↓↓↓

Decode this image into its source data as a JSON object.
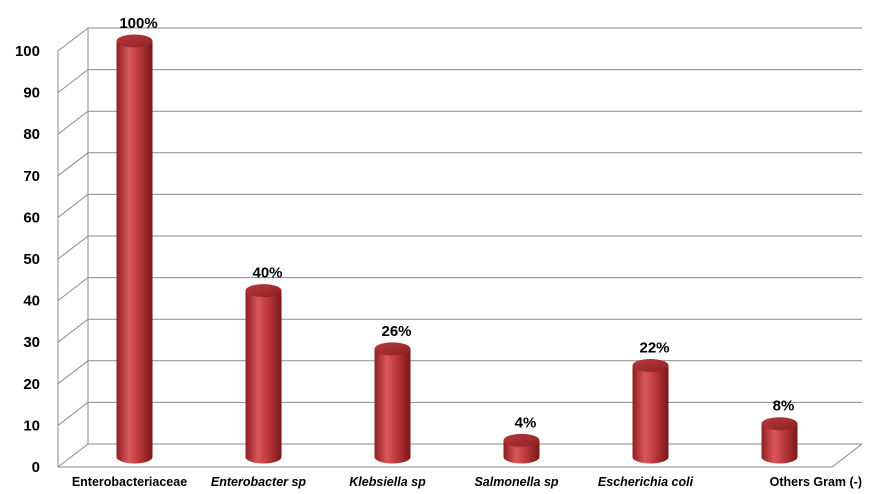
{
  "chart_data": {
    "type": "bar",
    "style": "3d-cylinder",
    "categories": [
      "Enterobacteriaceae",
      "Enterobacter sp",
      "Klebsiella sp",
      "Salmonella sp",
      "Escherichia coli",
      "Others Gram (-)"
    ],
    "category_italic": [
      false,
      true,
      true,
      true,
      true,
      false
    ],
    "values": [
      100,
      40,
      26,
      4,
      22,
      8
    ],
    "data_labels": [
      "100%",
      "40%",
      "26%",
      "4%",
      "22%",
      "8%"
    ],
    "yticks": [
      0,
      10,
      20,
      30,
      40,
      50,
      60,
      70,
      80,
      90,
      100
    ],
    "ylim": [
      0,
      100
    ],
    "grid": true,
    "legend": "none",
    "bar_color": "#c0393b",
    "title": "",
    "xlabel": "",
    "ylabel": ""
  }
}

↑↑↑
↓↓↓

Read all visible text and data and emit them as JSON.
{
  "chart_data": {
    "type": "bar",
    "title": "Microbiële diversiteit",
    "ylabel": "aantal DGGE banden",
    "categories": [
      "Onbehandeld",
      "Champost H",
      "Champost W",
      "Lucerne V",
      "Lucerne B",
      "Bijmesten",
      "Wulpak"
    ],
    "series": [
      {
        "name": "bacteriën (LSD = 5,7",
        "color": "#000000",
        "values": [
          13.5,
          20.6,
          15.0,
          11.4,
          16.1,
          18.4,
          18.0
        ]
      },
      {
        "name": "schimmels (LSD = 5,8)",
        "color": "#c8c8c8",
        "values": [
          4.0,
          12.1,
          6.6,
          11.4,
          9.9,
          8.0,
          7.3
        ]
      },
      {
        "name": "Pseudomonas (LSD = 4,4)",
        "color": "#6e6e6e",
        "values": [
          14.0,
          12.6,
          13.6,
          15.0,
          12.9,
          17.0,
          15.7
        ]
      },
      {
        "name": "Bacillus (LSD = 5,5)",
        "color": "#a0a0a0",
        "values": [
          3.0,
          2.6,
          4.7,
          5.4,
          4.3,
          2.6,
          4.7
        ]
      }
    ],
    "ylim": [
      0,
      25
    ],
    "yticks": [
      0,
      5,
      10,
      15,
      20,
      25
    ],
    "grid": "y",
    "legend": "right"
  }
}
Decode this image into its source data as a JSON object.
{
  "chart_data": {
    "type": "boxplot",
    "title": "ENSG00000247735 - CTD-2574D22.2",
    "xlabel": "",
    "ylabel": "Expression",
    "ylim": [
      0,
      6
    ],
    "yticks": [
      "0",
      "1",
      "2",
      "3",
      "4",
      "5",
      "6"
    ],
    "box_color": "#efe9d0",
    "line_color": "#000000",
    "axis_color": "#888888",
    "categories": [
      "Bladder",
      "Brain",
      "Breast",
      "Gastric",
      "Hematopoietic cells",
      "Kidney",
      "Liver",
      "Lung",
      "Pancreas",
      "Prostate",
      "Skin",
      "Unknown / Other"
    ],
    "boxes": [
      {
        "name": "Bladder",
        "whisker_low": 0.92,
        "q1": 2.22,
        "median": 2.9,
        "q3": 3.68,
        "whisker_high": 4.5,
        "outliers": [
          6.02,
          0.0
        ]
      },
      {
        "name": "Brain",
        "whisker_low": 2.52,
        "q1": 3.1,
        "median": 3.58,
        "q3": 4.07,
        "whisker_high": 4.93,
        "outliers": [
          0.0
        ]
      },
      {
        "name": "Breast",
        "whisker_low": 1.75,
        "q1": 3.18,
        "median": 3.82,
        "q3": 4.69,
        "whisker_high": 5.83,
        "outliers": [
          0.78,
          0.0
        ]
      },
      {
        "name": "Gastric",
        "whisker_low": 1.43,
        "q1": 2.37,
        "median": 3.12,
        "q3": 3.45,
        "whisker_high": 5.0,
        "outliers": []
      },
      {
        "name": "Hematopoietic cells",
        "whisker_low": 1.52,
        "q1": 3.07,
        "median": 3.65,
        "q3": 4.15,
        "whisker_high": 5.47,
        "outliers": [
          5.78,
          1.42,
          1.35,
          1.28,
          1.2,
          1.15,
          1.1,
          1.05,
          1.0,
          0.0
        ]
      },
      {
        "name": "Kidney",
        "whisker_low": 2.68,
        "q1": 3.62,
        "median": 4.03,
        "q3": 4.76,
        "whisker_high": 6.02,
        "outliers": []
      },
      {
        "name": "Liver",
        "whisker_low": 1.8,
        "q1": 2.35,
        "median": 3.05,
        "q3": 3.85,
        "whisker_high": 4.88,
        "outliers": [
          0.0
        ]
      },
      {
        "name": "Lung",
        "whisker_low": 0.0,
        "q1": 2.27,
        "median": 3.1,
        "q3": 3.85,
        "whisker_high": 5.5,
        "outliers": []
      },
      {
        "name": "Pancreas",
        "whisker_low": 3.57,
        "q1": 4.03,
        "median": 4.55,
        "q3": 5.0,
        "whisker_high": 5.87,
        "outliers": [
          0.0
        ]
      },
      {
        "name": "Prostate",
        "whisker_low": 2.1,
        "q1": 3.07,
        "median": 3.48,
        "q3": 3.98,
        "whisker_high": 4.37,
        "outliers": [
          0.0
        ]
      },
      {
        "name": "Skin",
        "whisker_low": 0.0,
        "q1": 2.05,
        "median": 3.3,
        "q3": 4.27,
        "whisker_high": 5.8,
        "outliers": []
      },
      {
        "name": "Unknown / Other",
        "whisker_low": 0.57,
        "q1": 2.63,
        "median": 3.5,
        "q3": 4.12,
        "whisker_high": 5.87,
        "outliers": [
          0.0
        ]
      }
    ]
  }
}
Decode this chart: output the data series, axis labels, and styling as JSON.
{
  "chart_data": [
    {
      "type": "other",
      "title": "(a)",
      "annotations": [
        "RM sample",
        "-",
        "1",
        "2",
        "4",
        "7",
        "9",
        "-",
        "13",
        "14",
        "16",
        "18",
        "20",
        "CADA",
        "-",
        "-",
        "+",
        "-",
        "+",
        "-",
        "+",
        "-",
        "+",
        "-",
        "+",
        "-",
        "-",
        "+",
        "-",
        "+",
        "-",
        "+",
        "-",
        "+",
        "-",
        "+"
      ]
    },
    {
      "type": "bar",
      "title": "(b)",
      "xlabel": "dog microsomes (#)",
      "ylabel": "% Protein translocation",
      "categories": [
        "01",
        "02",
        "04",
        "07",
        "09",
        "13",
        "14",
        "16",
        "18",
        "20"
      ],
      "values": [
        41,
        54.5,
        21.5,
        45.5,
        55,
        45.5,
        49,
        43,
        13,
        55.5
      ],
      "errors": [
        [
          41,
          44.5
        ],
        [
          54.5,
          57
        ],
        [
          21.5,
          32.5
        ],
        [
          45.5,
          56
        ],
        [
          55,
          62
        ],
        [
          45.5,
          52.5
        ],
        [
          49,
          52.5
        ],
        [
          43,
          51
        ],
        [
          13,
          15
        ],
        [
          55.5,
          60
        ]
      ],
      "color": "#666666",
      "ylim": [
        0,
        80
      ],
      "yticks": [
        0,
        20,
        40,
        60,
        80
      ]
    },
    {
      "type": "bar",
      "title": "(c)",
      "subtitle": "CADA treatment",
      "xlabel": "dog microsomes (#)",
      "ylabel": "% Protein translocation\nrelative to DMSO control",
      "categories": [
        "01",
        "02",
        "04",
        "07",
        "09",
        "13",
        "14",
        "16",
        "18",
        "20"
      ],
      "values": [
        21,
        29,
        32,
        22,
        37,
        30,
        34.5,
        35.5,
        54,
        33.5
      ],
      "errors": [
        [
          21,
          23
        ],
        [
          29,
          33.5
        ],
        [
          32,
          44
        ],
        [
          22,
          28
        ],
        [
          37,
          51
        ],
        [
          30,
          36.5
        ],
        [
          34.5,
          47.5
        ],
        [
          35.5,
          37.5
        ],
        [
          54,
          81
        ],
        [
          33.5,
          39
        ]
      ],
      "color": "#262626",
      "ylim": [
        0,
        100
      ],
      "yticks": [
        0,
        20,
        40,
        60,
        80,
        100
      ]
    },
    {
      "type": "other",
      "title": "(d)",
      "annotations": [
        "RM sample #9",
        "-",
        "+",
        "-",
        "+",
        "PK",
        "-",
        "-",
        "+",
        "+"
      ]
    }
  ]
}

↑↑↑

The response must contain every line from the listing above in which the string "median" appears.

        "median": 2.9,
        "median": 3.58,
        "median": 3.82,
        "median": 3.12,
        "median": 3.65,
        "median": 4.03,
        "median": 3.05,
        "median": 3.1,
        "median": 4.55,
        "median": 3.48,
        "median": 3.3,
        "median": 3.5,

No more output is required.